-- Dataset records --

::::::

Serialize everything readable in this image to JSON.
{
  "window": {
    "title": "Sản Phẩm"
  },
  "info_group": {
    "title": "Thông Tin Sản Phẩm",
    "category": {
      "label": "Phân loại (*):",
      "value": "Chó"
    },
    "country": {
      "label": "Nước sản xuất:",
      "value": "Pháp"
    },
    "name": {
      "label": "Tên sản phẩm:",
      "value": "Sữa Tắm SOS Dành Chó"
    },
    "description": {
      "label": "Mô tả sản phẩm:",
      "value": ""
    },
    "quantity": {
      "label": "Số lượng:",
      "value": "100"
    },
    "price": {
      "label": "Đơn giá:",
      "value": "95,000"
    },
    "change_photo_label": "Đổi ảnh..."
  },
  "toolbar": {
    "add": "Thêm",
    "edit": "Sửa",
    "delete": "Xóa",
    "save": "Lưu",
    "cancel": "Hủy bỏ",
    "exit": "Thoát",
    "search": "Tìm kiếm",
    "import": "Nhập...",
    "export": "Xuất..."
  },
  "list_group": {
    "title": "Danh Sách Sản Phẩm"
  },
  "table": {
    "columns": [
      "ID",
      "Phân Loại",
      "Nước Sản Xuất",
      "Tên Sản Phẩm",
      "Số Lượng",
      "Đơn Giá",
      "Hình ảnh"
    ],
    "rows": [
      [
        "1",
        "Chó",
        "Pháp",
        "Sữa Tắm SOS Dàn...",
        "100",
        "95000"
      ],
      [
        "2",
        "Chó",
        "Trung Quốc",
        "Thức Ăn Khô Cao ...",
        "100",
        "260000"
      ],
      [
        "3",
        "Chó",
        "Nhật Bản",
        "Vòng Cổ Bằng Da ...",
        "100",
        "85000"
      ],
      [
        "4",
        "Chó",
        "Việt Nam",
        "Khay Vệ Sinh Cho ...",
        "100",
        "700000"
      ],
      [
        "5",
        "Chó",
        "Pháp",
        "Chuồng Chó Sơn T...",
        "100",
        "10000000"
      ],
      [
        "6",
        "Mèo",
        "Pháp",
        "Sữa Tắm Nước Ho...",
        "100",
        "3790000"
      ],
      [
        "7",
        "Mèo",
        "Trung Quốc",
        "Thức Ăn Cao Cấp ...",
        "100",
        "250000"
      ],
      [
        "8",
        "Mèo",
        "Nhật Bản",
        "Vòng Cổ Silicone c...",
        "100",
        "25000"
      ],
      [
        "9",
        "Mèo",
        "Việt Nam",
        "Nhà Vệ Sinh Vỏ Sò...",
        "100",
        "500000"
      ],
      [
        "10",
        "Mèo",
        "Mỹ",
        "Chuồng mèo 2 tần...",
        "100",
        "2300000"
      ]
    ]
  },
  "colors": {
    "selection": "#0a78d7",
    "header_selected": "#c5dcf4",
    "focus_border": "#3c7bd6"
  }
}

::::::

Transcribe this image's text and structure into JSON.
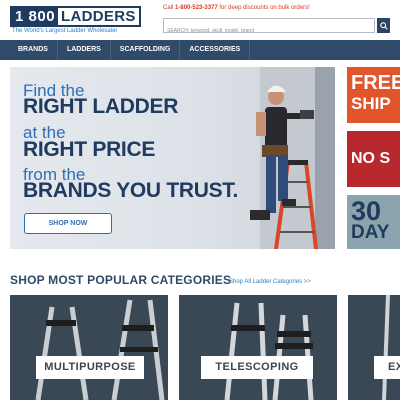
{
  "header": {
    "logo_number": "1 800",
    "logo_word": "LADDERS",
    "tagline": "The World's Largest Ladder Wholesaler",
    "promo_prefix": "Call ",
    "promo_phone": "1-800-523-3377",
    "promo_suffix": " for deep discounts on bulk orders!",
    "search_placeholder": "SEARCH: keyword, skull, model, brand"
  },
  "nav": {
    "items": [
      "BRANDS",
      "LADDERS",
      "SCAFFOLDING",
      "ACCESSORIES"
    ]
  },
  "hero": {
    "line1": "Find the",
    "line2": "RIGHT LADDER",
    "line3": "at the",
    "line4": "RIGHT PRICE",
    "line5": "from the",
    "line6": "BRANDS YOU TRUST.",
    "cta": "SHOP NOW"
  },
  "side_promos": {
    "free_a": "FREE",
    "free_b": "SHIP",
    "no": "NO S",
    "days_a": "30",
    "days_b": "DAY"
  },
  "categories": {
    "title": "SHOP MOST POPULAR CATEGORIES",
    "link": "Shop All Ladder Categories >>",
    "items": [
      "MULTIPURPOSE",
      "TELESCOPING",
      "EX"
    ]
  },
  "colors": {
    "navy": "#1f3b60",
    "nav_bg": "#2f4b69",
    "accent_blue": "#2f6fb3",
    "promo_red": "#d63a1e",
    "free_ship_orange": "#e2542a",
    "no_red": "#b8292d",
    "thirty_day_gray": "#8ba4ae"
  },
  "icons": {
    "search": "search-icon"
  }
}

::::::

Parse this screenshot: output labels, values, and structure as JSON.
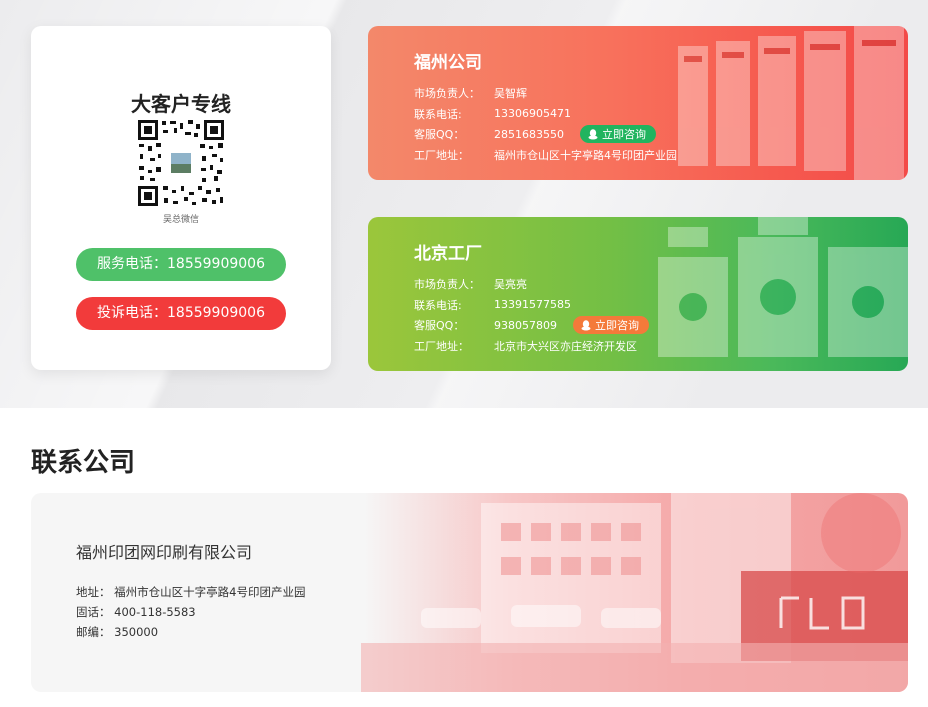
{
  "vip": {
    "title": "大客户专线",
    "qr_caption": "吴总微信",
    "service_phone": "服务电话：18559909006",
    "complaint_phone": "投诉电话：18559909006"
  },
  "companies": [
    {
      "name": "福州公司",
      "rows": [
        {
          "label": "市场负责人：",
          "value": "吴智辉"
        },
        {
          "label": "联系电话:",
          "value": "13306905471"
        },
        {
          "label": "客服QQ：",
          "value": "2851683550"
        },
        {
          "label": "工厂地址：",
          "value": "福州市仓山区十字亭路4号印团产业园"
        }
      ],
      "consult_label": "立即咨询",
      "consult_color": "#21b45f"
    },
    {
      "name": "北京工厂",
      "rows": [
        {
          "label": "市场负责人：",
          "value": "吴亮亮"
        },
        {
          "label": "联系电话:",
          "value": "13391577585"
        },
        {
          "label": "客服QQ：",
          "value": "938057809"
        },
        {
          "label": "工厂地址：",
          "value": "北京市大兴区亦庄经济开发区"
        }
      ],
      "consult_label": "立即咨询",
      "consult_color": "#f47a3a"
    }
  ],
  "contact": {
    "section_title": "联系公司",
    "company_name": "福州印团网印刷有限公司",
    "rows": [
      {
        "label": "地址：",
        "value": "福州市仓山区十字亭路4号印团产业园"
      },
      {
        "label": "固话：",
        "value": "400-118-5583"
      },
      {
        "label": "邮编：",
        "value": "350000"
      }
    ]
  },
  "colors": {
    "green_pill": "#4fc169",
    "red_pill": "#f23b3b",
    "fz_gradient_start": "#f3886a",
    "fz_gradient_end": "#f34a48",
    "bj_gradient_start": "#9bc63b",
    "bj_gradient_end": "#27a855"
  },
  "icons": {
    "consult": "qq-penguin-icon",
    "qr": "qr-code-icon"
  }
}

::::::

Gather each line of the records holding the string "RIGHT".

-- Exercise output --
    "line2": "RIGHT LADDER",
    "line4": "RIGHT PRICE",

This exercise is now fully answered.